Please copy out the lines from the first one up to and including the line that contains "sampling-dot <box>256 117 258 119</box>".

■ ■ ■

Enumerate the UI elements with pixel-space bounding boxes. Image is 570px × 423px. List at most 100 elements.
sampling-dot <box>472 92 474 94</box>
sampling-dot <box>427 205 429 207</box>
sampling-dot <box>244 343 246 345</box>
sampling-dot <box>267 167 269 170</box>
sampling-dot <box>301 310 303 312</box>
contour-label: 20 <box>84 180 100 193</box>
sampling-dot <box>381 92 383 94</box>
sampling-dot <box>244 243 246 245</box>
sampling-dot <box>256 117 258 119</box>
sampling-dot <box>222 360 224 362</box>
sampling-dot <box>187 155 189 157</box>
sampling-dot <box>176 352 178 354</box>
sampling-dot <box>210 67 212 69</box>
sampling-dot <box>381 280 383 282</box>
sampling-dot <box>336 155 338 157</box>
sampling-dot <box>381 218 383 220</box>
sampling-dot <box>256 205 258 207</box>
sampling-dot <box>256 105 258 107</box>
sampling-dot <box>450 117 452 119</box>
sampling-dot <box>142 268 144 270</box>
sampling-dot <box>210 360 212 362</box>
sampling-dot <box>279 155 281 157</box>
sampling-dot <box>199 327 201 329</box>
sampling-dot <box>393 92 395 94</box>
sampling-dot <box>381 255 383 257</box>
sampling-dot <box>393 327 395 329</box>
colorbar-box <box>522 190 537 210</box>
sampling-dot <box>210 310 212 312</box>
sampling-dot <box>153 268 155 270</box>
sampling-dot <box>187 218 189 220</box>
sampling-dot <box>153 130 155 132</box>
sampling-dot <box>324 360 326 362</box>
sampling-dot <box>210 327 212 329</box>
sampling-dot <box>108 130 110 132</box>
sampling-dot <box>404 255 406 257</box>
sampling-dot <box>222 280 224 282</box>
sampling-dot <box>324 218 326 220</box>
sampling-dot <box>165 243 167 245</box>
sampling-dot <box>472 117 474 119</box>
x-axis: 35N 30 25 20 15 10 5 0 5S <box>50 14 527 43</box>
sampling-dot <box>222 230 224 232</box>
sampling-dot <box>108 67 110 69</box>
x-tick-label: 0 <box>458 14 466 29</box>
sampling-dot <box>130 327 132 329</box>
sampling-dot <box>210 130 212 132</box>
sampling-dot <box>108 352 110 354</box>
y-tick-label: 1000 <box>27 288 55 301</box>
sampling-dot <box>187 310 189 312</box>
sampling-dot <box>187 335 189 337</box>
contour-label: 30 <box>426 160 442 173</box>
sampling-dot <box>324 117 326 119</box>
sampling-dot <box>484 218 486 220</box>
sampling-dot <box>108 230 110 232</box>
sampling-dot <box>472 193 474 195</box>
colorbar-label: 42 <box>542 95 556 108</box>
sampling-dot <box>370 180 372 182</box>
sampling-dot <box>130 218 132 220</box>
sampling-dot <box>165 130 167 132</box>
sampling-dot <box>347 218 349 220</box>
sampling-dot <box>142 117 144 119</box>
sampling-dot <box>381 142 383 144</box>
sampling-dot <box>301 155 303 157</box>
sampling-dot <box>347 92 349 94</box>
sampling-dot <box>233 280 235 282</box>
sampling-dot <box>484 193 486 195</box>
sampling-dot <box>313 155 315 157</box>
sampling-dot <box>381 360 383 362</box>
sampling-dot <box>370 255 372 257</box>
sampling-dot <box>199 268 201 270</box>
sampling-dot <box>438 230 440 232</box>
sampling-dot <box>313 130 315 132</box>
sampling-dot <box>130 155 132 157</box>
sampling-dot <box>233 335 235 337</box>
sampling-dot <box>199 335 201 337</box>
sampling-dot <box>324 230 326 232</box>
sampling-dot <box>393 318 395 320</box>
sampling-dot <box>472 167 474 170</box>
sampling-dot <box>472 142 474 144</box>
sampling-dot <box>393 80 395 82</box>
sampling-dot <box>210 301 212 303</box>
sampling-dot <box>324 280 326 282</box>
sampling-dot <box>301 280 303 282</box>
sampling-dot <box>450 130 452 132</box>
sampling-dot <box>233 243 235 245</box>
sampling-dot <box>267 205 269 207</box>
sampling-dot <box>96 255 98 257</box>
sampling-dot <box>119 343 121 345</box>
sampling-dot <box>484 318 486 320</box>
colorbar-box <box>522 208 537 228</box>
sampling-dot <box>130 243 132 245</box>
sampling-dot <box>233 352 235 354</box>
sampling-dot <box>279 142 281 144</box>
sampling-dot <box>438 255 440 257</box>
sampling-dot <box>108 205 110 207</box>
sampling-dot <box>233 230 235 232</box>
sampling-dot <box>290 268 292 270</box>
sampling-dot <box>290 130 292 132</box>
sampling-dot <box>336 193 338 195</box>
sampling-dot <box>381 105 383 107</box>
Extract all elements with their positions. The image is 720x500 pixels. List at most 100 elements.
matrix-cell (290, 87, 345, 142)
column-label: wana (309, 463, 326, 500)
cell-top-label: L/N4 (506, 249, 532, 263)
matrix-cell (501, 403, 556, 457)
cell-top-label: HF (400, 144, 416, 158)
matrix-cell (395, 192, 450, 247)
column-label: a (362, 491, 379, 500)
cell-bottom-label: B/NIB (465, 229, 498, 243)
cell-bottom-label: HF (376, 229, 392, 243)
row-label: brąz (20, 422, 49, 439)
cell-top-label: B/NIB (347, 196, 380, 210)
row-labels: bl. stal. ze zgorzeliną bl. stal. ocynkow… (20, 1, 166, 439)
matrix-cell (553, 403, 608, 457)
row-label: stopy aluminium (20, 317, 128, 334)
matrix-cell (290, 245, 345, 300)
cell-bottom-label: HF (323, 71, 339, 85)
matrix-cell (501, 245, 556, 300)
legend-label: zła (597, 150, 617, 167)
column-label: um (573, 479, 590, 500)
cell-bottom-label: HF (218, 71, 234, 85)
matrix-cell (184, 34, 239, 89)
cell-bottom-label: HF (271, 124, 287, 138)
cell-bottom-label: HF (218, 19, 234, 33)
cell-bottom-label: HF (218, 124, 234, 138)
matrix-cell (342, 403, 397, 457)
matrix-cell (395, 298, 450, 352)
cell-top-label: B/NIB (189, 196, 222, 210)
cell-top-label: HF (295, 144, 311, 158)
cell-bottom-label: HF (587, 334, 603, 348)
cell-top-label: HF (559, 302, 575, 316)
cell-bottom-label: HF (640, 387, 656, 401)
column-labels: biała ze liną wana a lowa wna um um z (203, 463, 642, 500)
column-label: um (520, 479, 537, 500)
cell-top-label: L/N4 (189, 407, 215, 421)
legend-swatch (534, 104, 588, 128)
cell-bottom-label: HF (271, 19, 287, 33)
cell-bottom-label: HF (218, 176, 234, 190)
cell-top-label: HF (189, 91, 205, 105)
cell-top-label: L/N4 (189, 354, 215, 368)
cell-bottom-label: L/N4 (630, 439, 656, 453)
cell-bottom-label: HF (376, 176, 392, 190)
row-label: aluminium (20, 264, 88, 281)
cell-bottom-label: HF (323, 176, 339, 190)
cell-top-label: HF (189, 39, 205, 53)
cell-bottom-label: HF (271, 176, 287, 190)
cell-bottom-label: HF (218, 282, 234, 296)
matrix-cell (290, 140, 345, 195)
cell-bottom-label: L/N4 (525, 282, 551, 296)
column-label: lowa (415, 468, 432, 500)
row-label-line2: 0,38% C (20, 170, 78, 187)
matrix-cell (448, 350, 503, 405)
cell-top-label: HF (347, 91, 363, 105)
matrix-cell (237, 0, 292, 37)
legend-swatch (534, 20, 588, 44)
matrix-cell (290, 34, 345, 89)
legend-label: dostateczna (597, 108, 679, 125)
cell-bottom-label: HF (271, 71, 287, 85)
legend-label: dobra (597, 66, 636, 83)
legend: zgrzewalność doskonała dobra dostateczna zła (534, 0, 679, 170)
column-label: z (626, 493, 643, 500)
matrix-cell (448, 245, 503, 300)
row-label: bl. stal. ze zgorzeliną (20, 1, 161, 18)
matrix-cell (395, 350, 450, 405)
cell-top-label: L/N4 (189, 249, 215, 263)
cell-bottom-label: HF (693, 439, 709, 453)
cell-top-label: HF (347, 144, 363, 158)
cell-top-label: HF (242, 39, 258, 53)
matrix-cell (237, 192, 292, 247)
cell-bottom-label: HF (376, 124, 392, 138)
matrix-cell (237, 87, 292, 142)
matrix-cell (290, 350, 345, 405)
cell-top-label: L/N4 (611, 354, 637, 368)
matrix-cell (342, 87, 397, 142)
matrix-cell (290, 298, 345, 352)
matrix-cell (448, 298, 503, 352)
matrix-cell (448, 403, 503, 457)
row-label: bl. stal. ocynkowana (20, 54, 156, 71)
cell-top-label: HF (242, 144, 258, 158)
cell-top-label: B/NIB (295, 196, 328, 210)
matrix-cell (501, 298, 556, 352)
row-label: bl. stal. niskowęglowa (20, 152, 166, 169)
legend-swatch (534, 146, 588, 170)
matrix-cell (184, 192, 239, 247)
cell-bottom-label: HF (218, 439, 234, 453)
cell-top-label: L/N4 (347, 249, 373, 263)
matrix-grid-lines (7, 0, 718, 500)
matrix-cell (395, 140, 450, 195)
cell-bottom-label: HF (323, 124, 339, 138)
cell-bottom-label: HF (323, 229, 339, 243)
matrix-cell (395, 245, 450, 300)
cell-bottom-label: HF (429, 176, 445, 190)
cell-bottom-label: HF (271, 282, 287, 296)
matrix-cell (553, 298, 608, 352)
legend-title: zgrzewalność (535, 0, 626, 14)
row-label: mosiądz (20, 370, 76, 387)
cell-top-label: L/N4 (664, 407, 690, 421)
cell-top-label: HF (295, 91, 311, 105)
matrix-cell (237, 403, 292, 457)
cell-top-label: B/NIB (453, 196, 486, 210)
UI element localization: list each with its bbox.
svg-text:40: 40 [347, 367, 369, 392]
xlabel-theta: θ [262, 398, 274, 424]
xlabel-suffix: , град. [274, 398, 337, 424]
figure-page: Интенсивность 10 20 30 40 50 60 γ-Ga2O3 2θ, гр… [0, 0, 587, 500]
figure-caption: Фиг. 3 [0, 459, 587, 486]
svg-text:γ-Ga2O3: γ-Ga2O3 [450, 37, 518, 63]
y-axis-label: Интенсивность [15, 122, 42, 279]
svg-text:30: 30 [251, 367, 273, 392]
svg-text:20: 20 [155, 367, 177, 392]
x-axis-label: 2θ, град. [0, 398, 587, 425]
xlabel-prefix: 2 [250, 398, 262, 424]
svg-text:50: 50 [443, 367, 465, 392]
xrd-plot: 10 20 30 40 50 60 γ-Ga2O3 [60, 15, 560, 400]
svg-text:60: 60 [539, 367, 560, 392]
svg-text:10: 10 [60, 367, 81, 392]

■ ■ ■

Exercise response.
Enumerate the UI elements with pixel-space bounding boxes. Image is 570px × 423px. List at most 100 elements.
sampling-dot <box>472 92 474 94</box>
sampling-dot <box>427 205 429 207</box>
sampling-dot <box>244 343 246 345</box>
sampling-dot <box>267 167 269 170</box>
sampling-dot <box>301 310 303 312</box>
contour-label: 20 <box>84 180 100 193</box>
sampling-dot <box>381 92 383 94</box>
sampling-dot <box>244 243 246 245</box>
sampling-dot <box>256 117 258 119</box>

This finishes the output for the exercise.